TASK DETAILS: Quote every line as written. Omit pictures.

Stored records:
###

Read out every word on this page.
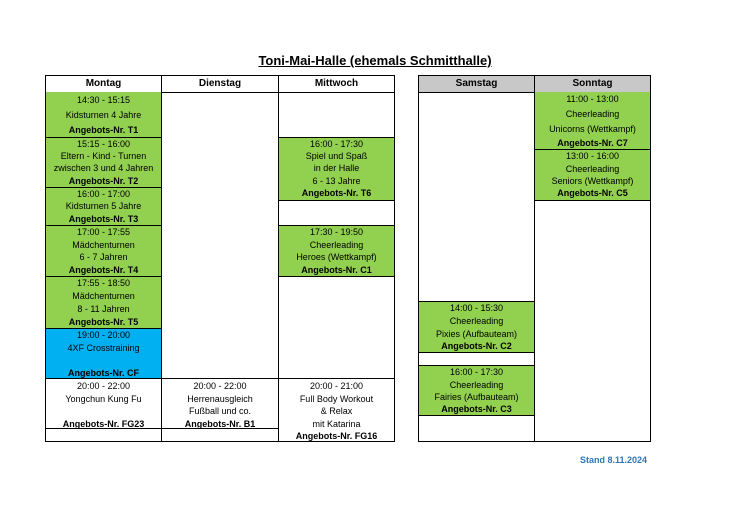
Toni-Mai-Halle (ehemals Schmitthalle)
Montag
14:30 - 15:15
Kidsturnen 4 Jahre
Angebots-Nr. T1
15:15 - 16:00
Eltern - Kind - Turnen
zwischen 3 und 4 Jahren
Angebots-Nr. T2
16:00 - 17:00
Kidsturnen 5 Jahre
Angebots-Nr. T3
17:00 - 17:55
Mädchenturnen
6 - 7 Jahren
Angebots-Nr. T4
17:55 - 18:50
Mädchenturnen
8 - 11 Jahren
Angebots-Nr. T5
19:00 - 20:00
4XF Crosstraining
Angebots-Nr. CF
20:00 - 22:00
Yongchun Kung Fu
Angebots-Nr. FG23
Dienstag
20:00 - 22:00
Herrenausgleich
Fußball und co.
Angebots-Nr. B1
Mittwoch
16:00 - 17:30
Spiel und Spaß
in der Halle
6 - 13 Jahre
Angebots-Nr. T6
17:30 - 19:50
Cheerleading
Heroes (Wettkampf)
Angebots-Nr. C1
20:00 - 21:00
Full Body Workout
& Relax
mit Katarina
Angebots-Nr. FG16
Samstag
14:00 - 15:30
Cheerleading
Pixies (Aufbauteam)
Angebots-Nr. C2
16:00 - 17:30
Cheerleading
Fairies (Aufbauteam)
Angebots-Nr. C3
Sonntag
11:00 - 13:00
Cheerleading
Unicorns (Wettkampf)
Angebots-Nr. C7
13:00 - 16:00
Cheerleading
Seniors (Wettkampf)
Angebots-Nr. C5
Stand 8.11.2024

###

FINAL ANSWER:
Read out every word on this page.
Toni-Mai-Halle (ehemals Schmitthalle)
Montag
14:30 - 15:15
Kidsturnen 4 Jahre
Angebots-Nr. T1
15:15 - 16:00
Eltern - Kind - Turnen
zwischen 3 und 4 Jahren
Angebots-Nr. T2
16:00 - 17:00
Kidsturnen 5 Jahre
Angebots-Nr. T3
17:00 - 17:55
Mädchenturnen
6 - 7 Jahren
Angebots-Nr. T4
17:55 - 18:50
Mädchenturnen
8 - 11 Jahren
Angebots-Nr. T5
19:00 - 20:00
4XF Crosstraining
Angebots-Nr. CF
20:00 - 22:00
Yongchun Kung Fu
Angebots-Nr. FG23
Dienstag
20:00 - 22:00
Herrenausgleich
Fußball und co.
Angebots-Nr. B1
Mittwoch
16:00 - 17:30
Spiel und Spaß
in der Halle
6 - 13 Jahre
Angebots-Nr. T6
17:30 - 19:50
Cheerleading
Heroes (Wettkampf)
Angebots-Nr. C1
20:00 - 21:00
Full Body Workout
& Relax
mit Katarina
Angebots-Nr. FG16
Samstag
14:00 - 15:30
Cheerleading
Pixies (Aufbauteam)
Angebots-Nr. C2
16:00 - 17:30
Cheerleading
Fairies (Aufbauteam)
Angebots-Nr. C3
Sonntag
11:00 - 13:00
Cheerleading
Unicorns (Wettkampf)
Angebots-Nr. C7
13:00 - 16:00
Cheerleading
Seniors (Wettkampf)
Angebots-Nr. C5
Stand 8.11.2024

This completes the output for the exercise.